──────── Supplied data
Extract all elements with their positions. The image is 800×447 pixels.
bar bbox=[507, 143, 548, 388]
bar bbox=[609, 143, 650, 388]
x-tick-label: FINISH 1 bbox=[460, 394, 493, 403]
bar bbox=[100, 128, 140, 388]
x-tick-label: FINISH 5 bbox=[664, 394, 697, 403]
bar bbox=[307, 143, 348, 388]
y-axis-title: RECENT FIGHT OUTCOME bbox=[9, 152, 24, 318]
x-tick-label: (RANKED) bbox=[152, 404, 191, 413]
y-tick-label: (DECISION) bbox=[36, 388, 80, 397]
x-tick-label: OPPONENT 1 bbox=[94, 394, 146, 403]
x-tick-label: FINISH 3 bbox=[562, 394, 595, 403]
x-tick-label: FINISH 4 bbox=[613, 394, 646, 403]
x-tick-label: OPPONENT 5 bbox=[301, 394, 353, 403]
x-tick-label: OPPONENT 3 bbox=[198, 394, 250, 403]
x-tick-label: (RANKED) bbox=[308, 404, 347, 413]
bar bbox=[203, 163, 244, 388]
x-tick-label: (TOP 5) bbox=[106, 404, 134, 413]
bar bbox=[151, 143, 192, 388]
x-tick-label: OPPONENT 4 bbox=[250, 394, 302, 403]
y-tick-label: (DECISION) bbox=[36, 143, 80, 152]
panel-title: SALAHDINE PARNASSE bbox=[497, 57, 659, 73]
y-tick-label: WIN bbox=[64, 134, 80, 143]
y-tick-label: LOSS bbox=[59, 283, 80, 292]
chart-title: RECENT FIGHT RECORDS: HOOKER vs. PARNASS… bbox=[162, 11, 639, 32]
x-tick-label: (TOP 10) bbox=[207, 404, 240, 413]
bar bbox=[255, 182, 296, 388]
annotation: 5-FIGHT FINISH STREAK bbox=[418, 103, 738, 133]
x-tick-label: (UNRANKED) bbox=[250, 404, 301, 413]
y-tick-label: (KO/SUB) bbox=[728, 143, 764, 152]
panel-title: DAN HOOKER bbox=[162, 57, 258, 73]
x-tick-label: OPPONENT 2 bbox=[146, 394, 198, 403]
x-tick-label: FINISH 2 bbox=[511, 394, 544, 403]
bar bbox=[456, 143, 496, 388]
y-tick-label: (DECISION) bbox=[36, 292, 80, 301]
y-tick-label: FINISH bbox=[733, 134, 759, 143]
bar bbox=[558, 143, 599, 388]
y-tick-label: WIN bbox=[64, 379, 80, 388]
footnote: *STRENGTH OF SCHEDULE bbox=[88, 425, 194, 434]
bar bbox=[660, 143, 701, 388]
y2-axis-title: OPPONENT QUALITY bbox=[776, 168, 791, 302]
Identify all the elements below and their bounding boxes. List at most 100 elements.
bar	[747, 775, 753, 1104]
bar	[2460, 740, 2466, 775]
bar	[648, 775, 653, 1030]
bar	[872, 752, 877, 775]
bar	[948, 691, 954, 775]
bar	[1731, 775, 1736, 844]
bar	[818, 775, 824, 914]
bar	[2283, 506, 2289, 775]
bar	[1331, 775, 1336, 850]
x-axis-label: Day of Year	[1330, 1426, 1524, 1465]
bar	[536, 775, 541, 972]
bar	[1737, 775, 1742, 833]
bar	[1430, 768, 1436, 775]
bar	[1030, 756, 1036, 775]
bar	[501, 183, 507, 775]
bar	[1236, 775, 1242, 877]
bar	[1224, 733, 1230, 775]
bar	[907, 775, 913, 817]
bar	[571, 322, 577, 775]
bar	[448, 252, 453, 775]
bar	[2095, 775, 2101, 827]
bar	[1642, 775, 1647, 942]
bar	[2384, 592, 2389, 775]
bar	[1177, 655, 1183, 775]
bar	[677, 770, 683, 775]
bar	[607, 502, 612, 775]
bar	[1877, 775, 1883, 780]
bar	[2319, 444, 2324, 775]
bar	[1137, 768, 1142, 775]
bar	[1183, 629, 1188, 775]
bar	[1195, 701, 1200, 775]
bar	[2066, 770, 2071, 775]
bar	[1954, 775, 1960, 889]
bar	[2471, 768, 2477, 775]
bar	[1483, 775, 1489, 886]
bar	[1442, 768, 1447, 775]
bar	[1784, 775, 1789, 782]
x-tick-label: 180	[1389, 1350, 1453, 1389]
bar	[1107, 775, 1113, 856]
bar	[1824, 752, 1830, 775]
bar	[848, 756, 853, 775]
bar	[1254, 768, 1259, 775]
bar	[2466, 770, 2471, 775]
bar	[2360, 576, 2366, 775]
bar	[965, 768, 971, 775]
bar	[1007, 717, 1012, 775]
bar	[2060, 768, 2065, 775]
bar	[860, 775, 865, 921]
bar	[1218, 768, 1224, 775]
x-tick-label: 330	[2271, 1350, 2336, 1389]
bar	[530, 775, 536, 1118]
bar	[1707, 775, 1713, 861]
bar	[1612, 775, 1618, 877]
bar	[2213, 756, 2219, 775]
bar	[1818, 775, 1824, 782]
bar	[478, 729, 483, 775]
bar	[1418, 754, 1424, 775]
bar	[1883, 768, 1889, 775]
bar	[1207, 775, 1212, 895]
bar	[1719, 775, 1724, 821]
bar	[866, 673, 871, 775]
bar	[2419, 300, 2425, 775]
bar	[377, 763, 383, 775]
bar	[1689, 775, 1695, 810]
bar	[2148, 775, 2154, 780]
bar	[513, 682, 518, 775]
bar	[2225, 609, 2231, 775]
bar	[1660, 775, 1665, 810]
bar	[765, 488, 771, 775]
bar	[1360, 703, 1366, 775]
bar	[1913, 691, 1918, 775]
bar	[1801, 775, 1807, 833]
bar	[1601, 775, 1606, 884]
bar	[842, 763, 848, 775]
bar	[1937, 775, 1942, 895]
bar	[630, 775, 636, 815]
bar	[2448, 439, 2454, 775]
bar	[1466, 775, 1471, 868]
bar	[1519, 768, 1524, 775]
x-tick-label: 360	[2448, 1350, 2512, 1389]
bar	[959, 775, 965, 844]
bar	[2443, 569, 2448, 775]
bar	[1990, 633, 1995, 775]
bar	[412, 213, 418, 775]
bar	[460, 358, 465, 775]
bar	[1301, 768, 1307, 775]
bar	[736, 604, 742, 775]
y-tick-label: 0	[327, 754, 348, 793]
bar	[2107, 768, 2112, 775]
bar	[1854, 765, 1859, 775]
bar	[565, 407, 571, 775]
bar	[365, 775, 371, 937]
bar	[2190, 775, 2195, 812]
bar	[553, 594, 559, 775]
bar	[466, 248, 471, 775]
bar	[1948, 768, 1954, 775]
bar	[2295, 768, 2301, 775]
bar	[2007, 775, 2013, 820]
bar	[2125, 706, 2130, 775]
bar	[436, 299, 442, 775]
────────────────
■ **What you are asked to do**:
Could you reproduce every one of the rows above verbatim, without changing a single character?

■ **Answer below**:
Extract all elements with their positions. The image is 800×447 pixels.
bar bbox=[507, 143, 548, 388]
bar bbox=[609, 143, 650, 388]
x-tick-label: FINISH 1 bbox=[460, 394, 493, 403]
bar bbox=[100, 128, 140, 388]
x-tick-label: FINISH 5 bbox=[664, 394, 697, 403]
bar bbox=[307, 143, 348, 388]
y-axis-title: RECENT FIGHT OUTCOME bbox=[9, 152, 24, 318]
x-tick-label: (RANKED) bbox=[152, 404, 191, 413]
y-tick-label: (DECISION) bbox=[36, 388, 80, 397]
x-tick-label: OPPONENT 1 bbox=[94, 394, 146, 403]
x-tick-label: FINISH 3 bbox=[562, 394, 595, 403]
x-tick-label: FINISH 4 bbox=[613, 394, 646, 403]
x-tick-label: OPPONENT 5 bbox=[301, 394, 353, 403]
x-tick-label: OPPONENT 3 bbox=[198, 394, 250, 403]
x-tick-label: (RANKED) bbox=[308, 404, 347, 413]
bar bbox=[203, 163, 244, 388]
x-tick-label: (TOP 5) bbox=[106, 404, 134, 413]
bar bbox=[151, 143, 192, 388]
x-tick-label: OPPONENT 4 bbox=[250, 394, 302, 403]
y-tick-label: (DECISION) bbox=[36, 143, 80, 152]
panel-title: SALAHDINE PARNASSE bbox=[497, 57, 659, 73]
y-tick-label: WIN bbox=[64, 134, 80, 143]
y-tick-label: LOSS bbox=[59, 283, 80, 292]
chart-title: RECENT FIGHT RECORDS: HOOKER vs. PARNASS… bbox=[162, 11, 639, 32]
x-tick-label: (TOP 10) bbox=[207, 404, 240, 413]
bar bbox=[255, 182, 296, 388]
annotation: 5-FIGHT FINISH STREAK bbox=[418, 103, 738, 133]
x-tick-label: (UNRANKED) bbox=[250, 404, 301, 413]
y-tick-label: (KO/SUB) bbox=[728, 143, 764, 152]
panel-title: DAN HOOKER bbox=[162, 57, 258, 73]
x-tick-label: OPPONENT 2 bbox=[146, 394, 198, 403]
x-tick-label: FINISH 2 bbox=[511, 394, 544, 403]
bar bbox=[456, 143, 496, 388]
y-tick-label: (DECISION) bbox=[36, 292, 80, 301]
y-tick-label: FINISH bbox=[733, 134, 759, 143]
bar bbox=[558, 143, 599, 388]
y-tick-label: WIN bbox=[64, 379, 80, 388]
footnote: *STRENGTH OF SCHEDULE bbox=[88, 425, 194, 434]
bar bbox=[660, 143, 701, 388]
y2-axis-title: OPPONENT QUALITY bbox=[776, 168, 791, 302]
Identify all the elements below and their bounding boxes. List at most 100 elements.
bar	[747, 775, 753, 1104]
bar	[2460, 740, 2466, 775]
bar	[648, 775, 653, 1030]
bar	[872, 752, 877, 775]
bar	[948, 691, 954, 775]
bar	[1731, 775, 1736, 844]
bar	[818, 775, 824, 914]
bar	[2283, 506, 2289, 775]
bar	[1331, 775, 1336, 850]
x-axis-label: Day of Year	[1330, 1426, 1524, 1465]
bar	[536, 775, 541, 972]
bar	[1737, 775, 1742, 833]
bar	[1430, 768, 1436, 775]
bar	[1030, 756, 1036, 775]
bar	[501, 183, 507, 775]
bar	[1236, 775, 1242, 877]
bar	[1224, 733, 1230, 775]
bar	[907, 775, 913, 817]
bar	[571, 322, 577, 775]
bar	[448, 252, 453, 775]
bar	[2095, 775, 2101, 827]
bar	[1642, 775, 1647, 942]
bar	[2384, 592, 2389, 775]
bar	[1177, 655, 1183, 775]
bar	[677, 770, 683, 775]
bar	[607, 502, 612, 775]
bar	[1877, 775, 1883, 780]
bar	[2319, 444, 2324, 775]
bar	[1137, 768, 1142, 775]
bar	[1183, 629, 1188, 775]
bar	[1195, 701, 1200, 775]
bar	[2066, 770, 2071, 775]
bar	[1954, 775, 1960, 889]
bar	[2471, 768, 2477, 775]
bar	[1483, 775, 1489, 886]
bar	[1442, 768, 1447, 775]
bar	[1784, 775, 1789, 782]
x-tick-label: 180	[1389, 1350, 1453, 1389]
bar	[1107, 775, 1113, 856]
bar	[1824, 752, 1830, 775]
bar	[848, 756, 853, 775]
bar	[1254, 768, 1259, 775]
bar	[2466, 770, 2471, 775]
bar	[2360, 576, 2366, 775]
bar	[965, 768, 971, 775]
bar	[1007, 717, 1012, 775]
bar	[2060, 768, 2065, 775]
bar	[860, 775, 865, 921]
bar	[1218, 768, 1224, 775]
x-tick-label: 330	[2271, 1350, 2336, 1389]
bar	[530, 775, 536, 1118]
bar	[1707, 775, 1713, 861]
bar	[1612, 775, 1618, 877]
bar	[2213, 756, 2219, 775]
bar	[1818, 775, 1824, 782]
bar	[478, 729, 483, 775]
bar	[1418, 754, 1424, 775]
bar	[1883, 768, 1889, 775]
bar	[1207, 775, 1212, 895]
bar	[1719, 775, 1724, 821]
bar	[866, 673, 871, 775]
bar	[2419, 300, 2425, 775]
bar	[377, 763, 383, 775]
bar	[1689, 775, 1695, 810]
bar	[2148, 775, 2154, 780]
bar	[513, 682, 518, 775]
bar	[2225, 609, 2231, 775]
bar	[1660, 775, 1665, 810]
bar	[765, 488, 771, 775]
bar	[1360, 703, 1366, 775]
bar	[1913, 691, 1918, 775]
bar	[1801, 775, 1807, 833]
bar	[1601, 775, 1606, 884]
bar	[842, 763, 848, 775]
bar	[1937, 775, 1942, 895]
bar	[630, 775, 636, 815]
bar	[2448, 439, 2454, 775]
bar	[1466, 775, 1471, 868]
bar	[1519, 768, 1524, 775]
x-tick-label: 360	[2448, 1350, 2512, 1389]
bar	[959, 775, 965, 844]
bar	[2443, 569, 2448, 775]
bar	[1990, 633, 1995, 775]
bar	[412, 213, 418, 775]
bar	[460, 358, 465, 775]
bar	[1301, 768, 1307, 775]
bar	[736, 604, 742, 775]
y-tick-label: 0	[327, 754, 348, 793]
bar	[2107, 768, 2112, 775]
bar	[1854, 765, 1859, 775]
bar	[565, 407, 571, 775]
bar	[365, 775, 371, 937]
bar	[2190, 775, 2195, 812]
bar	[553, 594, 559, 775]
bar	[466, 248, 471, 775]
bar	[1948, 768, 1954, 775]
bar	[2295, 768, 2301, 775]
bar	[2007, 775, 2013, 820]
bar	[2125, 706, 2130, 775]
bar	[436, 299, 442, 775]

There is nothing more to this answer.